(Extracted records)
* * *

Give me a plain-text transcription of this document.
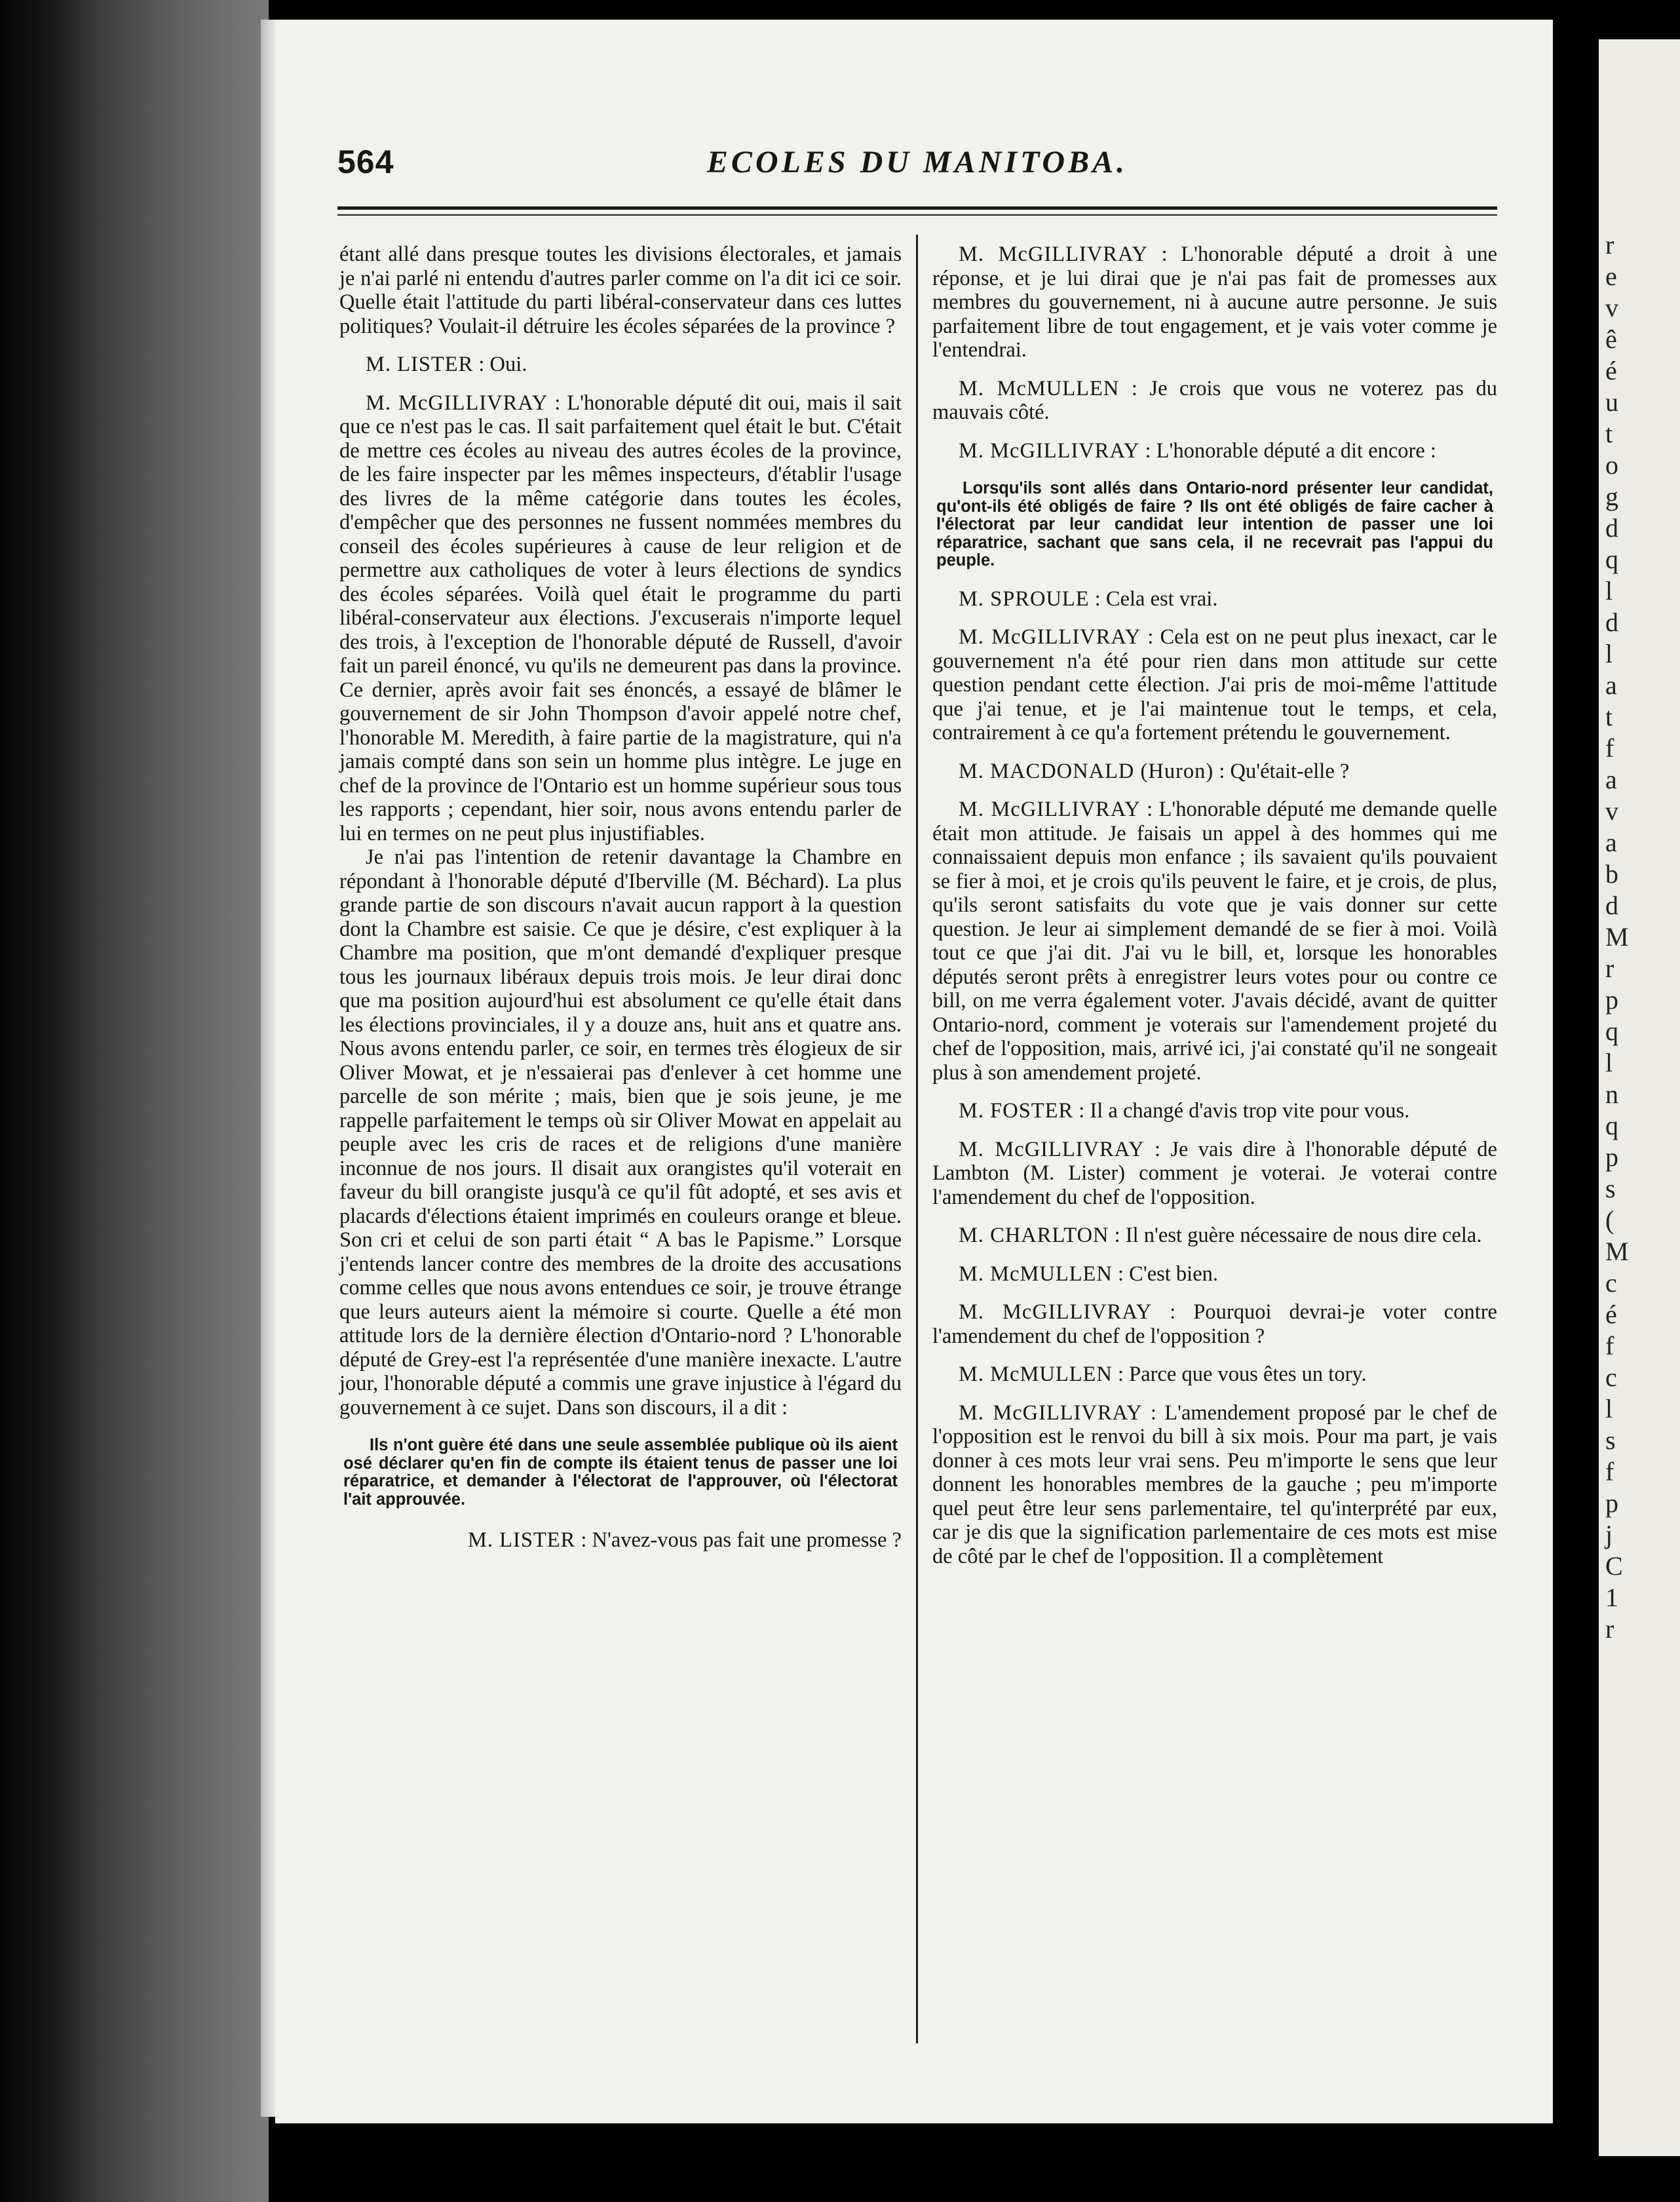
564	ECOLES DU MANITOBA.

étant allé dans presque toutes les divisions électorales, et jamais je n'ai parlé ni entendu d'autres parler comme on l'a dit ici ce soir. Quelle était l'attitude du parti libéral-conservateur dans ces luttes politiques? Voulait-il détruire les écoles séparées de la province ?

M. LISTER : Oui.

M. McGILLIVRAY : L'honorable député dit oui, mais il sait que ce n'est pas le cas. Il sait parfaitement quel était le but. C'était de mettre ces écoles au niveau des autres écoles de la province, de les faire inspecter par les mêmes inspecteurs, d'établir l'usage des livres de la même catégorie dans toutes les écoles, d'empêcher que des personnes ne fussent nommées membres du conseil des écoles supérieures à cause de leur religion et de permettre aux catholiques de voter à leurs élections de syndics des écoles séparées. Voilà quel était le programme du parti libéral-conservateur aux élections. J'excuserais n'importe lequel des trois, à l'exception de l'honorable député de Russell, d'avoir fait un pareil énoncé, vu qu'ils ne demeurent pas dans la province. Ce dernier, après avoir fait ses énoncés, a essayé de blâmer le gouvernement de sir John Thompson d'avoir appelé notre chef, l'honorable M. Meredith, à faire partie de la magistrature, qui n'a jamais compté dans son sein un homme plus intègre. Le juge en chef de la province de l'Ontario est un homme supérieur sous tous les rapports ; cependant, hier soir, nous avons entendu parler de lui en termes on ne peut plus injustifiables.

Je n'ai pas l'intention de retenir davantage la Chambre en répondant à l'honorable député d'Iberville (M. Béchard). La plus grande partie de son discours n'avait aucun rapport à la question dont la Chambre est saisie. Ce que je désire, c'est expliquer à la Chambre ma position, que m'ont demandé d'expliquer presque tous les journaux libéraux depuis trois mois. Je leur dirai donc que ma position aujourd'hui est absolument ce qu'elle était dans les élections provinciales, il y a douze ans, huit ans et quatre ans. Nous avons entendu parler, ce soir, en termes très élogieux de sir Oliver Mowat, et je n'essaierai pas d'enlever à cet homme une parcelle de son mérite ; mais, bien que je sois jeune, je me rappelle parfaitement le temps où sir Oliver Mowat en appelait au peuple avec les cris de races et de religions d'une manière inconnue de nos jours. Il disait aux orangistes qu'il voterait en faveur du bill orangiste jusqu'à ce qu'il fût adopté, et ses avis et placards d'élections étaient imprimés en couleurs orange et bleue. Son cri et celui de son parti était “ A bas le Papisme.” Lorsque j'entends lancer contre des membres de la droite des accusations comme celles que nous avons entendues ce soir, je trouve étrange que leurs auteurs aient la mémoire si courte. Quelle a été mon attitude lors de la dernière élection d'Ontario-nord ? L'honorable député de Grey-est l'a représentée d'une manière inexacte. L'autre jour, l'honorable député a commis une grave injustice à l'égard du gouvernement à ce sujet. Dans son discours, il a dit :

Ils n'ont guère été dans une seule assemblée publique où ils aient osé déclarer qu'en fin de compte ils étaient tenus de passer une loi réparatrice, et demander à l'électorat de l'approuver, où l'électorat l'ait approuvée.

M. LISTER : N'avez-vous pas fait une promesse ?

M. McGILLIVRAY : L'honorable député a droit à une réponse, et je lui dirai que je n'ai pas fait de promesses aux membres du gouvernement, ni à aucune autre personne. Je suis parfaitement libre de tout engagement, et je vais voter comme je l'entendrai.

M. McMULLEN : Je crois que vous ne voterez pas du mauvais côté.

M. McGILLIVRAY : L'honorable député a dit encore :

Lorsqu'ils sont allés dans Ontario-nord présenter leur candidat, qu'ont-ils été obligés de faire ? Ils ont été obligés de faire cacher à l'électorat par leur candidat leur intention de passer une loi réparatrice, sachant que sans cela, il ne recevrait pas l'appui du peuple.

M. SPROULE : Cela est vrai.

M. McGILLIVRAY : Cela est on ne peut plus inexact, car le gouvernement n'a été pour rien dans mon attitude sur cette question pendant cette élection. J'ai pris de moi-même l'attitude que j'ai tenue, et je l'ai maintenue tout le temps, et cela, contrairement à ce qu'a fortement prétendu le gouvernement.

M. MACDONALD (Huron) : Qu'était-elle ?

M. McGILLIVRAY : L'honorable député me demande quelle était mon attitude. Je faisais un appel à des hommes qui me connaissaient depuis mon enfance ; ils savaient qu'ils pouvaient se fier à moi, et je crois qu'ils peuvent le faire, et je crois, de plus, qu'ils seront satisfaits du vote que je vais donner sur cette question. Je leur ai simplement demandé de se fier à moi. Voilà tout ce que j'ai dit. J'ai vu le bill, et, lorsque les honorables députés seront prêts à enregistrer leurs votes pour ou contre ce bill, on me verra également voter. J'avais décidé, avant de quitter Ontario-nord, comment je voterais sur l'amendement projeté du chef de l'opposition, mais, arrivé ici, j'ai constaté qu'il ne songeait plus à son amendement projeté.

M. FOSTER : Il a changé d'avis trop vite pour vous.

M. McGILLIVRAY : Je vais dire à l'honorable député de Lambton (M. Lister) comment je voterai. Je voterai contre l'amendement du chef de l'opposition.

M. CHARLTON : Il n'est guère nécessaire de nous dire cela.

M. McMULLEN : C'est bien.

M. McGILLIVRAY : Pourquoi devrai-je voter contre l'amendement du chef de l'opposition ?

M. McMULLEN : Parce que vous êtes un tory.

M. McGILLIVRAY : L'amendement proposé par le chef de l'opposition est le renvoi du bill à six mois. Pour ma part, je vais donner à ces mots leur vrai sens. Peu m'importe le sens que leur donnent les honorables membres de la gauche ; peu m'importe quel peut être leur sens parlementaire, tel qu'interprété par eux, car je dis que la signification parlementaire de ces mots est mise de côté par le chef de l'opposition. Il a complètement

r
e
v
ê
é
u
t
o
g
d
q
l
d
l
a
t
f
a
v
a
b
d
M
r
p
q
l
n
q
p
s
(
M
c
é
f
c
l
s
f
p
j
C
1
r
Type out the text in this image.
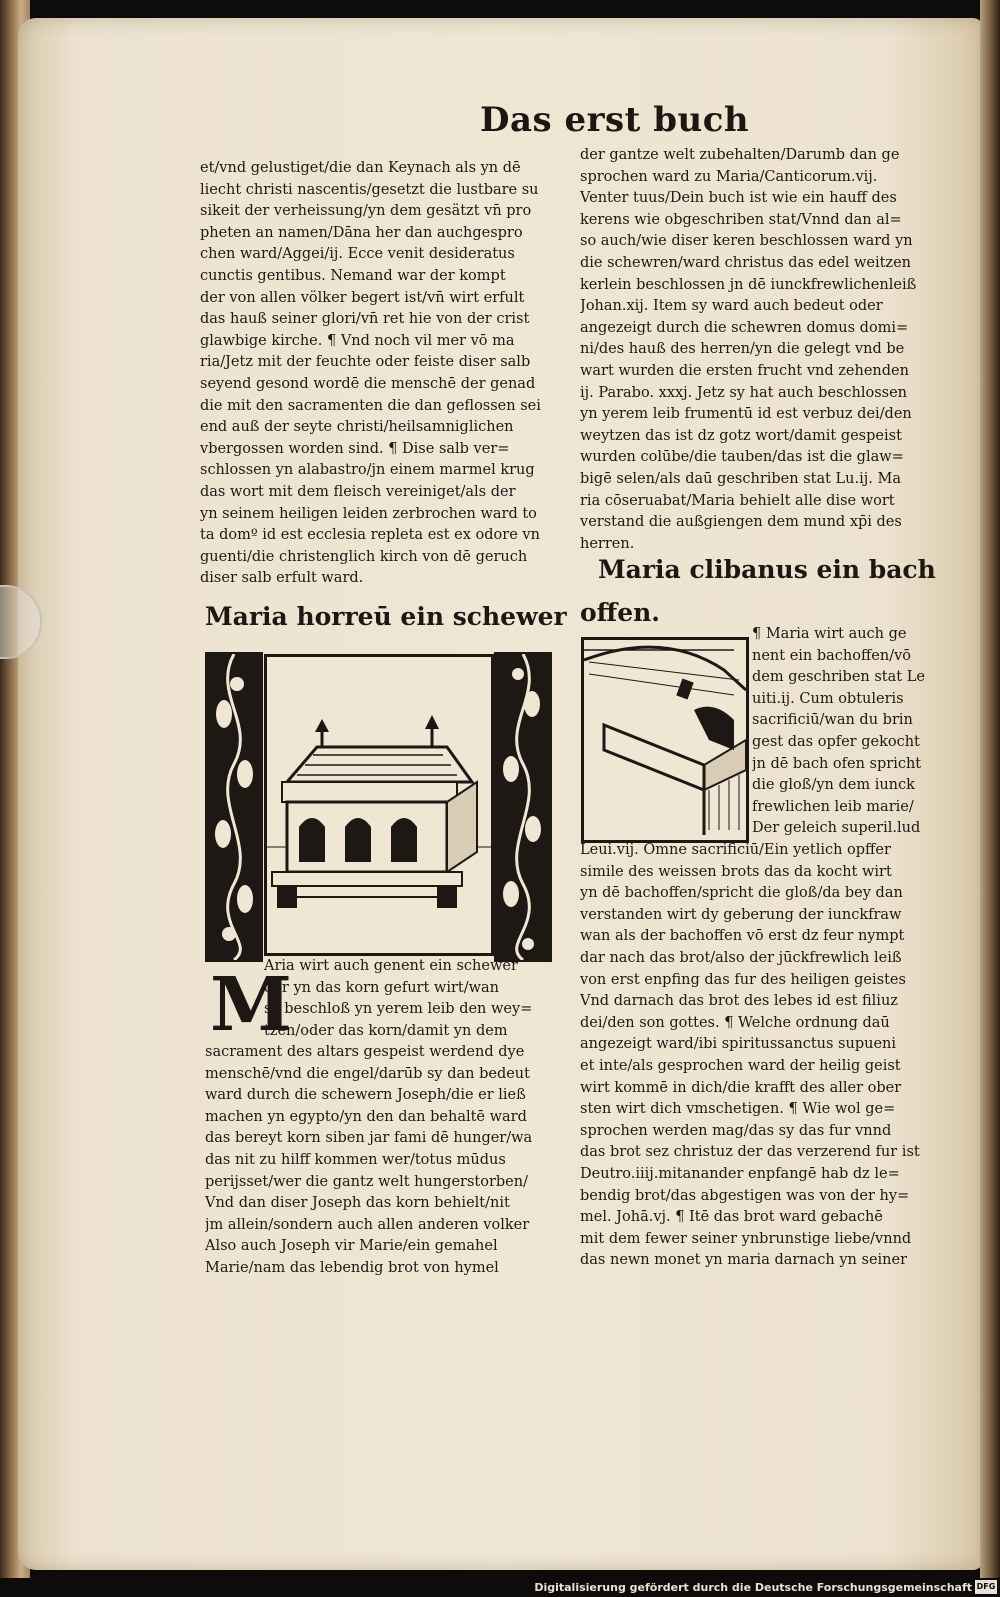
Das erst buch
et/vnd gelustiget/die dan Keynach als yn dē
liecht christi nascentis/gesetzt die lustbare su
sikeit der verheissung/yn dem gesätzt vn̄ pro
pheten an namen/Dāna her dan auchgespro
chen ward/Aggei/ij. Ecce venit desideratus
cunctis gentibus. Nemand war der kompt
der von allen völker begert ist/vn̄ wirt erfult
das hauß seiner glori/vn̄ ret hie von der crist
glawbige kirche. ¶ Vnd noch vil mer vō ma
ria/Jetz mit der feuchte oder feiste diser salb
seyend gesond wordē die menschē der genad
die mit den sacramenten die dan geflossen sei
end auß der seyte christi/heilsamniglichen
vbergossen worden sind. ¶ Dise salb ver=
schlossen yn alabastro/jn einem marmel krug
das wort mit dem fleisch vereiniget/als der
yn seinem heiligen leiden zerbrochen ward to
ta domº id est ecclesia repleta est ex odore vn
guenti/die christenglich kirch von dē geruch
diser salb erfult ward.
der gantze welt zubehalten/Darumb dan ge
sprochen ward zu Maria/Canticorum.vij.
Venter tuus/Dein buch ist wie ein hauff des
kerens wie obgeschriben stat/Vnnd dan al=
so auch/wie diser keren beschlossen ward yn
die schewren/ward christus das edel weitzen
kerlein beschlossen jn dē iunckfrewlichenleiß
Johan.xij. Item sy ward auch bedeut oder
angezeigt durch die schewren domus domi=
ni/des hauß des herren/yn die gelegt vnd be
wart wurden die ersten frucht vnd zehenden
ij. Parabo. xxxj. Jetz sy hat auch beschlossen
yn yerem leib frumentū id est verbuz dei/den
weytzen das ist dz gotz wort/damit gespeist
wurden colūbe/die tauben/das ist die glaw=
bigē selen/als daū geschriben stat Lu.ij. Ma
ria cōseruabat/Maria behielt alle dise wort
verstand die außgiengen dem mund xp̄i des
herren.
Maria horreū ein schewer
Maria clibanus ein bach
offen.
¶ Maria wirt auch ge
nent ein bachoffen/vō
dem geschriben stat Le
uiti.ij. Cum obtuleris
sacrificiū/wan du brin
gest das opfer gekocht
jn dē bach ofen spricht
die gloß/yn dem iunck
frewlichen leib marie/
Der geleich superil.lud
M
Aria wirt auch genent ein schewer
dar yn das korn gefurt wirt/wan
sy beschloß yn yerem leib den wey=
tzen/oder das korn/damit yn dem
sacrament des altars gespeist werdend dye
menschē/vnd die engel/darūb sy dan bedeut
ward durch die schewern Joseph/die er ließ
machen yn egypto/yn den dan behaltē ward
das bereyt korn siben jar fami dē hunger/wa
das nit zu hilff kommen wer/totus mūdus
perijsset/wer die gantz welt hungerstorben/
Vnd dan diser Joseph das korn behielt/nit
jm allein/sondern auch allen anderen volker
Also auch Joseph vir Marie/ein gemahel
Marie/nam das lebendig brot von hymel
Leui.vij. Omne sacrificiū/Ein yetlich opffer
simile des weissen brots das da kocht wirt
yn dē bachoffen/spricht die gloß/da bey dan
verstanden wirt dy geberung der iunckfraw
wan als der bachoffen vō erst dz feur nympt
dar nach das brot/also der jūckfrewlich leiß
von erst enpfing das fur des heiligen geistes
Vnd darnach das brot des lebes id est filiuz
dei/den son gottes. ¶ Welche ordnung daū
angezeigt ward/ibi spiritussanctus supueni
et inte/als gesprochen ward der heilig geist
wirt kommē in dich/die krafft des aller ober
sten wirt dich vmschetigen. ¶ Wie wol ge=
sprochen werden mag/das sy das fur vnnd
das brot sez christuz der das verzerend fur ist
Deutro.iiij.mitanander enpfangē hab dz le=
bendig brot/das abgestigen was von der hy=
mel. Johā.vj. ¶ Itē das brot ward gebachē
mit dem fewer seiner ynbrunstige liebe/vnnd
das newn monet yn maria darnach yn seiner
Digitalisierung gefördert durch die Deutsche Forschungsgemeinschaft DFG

* * *

== What is required ==
Pick out the lines that contain "Voilà" and copy them.

== Solution to this problem ==
M. McGILLIVRAY : L'honorable député dit oui, mais il sait que ce n'est pas le cas. Il sait parfaitement quel était le but. C'était de mettre ces écoles au niveau des autres écoles de la province, de les faire inspecter par les mêmes inspecteurs, d'établir l'usage des livres de la même catégorie dans toutes les écoles, d'empêcher que des personnes ne fussent nommées membres du conseil des écoles supérieures à cause de leur religion et de permettre aux catholiques de voter à leurs élections de syndics des écoles séparées. Voilà quel était le programme du parti libéral-conservateur aux élections. J'excuserais n'importe lequel des trois, à l'exception de l'honorable député de Russell, d'avoir fait un pareil énoncé, vu qu'ils ne demeurent pas dans la province. Ce dernier, après avoir fait ses énoncés, a essayé de blâmer le gouvernement de sir John Thompson d'avoir appelé notre chef, l'honorable M. Meredith, à faire partie de la magistrature, qui n'a jamais compté dans son sein un homme plus intègre. Le juge en chef de la province de l'Ontario est un homme supérieur sous tous les rapports ; cependant, hier soir, nous avons entendu parler de lui en termes on ne peut plus injustifiables.
M. McGILLIVRAY : L'honorable député me demande quelle était mon attitude. Je faisais un appel à des hommes qui me connaissaient depuis mon enfance ; ils savaient qu'ils pouvaient se fier à moi, et je crois qu'ils peuvent le faire, et je crois, de plus, qu'ils seront satisfaits du vote que je vais donner sur cette question. Je leur ai simplement demandé de se fier à moi. Voilà tout ce que j'ai dit. J'ai vu le bill, et, lorsque les honorables députés seront prêts à enregistrer leurs votes pour ou contre ce bill, on me verra également voter. J'avais décidé, avant de quitter Ontario-nord, comment je voterais sur l'amendement projeté du chef de l'opposition, mais, arrivé ici, j'ai constaté qu'il ne songeait plus à son amendement projeté.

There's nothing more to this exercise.